-- Objective --
Show all lines that include the string "marker"; copy each one.

-- Data provided --

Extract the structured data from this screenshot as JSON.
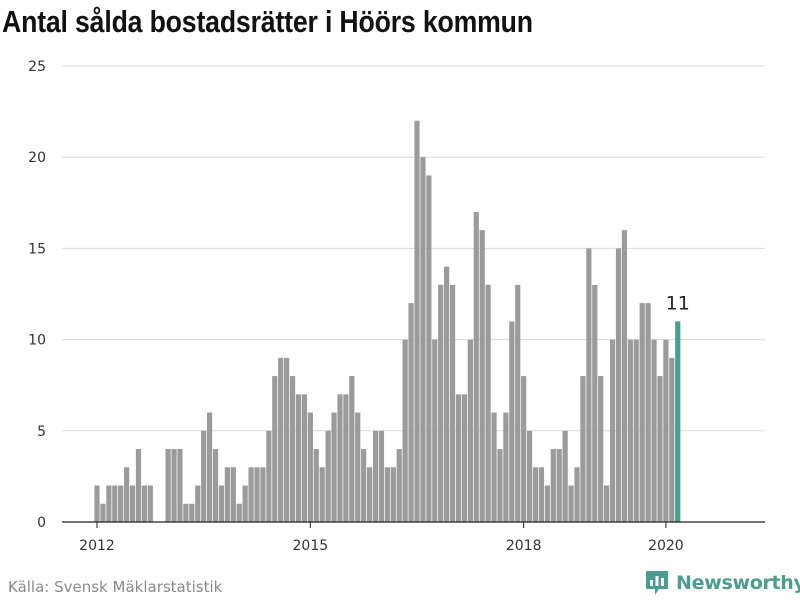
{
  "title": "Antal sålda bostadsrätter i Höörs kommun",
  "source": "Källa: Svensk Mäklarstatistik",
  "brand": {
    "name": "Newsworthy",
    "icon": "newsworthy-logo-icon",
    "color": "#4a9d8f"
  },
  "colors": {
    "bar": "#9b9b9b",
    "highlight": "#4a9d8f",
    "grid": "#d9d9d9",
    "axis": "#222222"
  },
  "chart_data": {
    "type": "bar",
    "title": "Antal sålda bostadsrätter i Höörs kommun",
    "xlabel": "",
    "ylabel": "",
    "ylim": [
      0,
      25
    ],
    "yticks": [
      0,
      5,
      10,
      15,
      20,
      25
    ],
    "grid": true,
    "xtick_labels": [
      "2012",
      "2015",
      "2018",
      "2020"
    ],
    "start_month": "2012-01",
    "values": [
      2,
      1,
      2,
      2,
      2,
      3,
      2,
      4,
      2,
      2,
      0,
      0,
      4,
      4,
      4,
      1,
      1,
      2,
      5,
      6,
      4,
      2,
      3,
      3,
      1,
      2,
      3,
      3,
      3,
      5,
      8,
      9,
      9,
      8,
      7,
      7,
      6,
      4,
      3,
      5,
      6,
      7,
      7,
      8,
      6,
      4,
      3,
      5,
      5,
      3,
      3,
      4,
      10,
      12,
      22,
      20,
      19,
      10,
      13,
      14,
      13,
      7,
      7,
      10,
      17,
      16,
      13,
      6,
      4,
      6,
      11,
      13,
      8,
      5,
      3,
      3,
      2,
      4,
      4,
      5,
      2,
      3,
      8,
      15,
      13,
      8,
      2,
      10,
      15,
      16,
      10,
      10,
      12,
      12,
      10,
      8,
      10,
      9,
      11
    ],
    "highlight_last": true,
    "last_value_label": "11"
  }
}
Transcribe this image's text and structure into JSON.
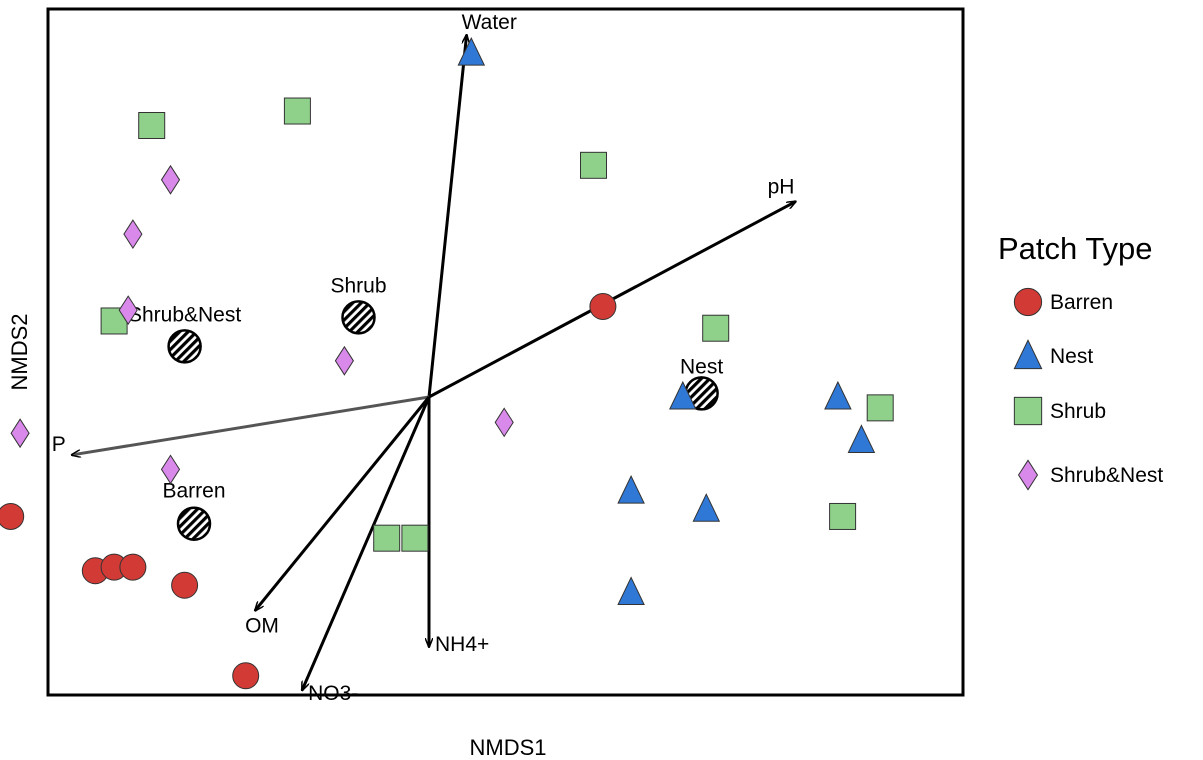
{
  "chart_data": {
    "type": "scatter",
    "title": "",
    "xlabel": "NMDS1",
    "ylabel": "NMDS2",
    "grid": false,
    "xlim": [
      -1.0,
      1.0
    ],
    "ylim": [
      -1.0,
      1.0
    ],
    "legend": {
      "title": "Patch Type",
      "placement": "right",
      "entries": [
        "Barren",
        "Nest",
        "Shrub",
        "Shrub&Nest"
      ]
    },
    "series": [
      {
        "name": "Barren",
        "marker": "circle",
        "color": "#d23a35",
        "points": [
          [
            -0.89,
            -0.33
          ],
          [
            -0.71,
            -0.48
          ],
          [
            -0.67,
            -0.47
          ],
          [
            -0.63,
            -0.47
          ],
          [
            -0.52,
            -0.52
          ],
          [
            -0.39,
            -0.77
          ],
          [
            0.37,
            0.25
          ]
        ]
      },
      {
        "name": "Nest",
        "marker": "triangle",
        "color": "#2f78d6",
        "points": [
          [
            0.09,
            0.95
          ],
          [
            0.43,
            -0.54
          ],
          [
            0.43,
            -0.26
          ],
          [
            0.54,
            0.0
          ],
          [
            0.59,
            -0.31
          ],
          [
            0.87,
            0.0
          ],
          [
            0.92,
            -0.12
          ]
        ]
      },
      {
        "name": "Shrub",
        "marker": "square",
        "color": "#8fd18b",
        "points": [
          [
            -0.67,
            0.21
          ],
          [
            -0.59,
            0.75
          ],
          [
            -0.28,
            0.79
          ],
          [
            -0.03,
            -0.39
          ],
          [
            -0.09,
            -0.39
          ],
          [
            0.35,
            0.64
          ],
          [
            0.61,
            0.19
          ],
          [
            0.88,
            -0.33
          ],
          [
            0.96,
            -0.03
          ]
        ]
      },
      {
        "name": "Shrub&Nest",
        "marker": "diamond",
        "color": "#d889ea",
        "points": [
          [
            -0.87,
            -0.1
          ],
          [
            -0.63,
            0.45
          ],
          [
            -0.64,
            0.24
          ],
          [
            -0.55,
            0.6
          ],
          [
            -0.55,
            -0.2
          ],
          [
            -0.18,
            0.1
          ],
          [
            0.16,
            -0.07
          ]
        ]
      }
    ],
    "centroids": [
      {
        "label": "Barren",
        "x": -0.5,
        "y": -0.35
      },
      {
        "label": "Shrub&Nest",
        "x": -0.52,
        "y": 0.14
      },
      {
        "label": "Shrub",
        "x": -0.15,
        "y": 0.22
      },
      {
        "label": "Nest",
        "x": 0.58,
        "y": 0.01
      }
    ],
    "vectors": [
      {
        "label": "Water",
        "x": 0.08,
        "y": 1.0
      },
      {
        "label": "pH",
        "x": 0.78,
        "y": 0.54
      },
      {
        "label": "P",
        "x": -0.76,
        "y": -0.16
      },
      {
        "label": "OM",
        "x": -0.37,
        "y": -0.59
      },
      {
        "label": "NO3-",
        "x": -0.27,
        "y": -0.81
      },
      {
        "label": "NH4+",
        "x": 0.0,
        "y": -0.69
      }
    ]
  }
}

-- Exercise answer --
        "marker": "circle",
        "marker": "triangle",
        "marker": "square",
        "marker": "diamond",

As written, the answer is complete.